<<<<

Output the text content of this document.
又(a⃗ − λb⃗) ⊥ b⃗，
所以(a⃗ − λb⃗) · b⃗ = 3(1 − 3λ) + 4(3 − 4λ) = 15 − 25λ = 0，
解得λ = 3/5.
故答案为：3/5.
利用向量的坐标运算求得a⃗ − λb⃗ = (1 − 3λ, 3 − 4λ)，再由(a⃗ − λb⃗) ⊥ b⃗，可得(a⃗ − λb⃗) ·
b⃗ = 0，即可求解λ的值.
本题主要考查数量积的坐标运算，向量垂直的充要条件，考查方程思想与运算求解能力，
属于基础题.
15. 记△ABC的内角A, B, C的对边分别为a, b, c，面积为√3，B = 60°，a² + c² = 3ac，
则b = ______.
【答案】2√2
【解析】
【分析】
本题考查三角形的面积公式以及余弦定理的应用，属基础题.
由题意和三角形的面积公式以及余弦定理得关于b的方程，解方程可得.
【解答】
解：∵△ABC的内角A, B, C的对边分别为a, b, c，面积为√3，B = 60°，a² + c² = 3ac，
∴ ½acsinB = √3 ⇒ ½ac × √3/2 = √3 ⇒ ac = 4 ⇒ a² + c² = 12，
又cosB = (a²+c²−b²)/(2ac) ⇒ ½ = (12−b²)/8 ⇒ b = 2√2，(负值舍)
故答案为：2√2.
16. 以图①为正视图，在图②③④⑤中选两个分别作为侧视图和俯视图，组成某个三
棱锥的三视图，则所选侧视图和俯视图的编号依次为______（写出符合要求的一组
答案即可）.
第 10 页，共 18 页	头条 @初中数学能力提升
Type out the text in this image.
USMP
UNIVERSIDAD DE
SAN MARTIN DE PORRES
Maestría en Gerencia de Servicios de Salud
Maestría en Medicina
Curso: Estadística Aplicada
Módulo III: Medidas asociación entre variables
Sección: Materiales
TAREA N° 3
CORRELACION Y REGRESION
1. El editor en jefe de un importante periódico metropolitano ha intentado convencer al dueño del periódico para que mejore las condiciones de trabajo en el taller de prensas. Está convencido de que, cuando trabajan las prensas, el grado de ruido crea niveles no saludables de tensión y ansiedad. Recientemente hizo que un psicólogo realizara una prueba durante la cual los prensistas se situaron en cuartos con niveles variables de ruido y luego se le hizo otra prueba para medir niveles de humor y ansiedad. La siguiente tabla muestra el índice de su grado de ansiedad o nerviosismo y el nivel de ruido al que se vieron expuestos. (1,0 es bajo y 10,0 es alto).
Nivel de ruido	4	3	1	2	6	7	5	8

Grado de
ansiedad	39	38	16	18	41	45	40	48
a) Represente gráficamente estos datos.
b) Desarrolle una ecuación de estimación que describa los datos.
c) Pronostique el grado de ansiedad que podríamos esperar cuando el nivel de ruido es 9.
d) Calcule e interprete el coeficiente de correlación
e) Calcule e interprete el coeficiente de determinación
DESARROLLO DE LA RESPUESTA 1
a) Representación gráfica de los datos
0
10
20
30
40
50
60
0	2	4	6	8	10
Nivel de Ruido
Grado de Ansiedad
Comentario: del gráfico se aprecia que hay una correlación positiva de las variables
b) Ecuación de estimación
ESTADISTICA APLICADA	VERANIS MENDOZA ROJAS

>>>>

▶ _WRITTEN INSTRUCTION_
Say how many lines hold the word "coeficiente", giving the number and nothing else.

▶ _RESPONSE BELOW_
2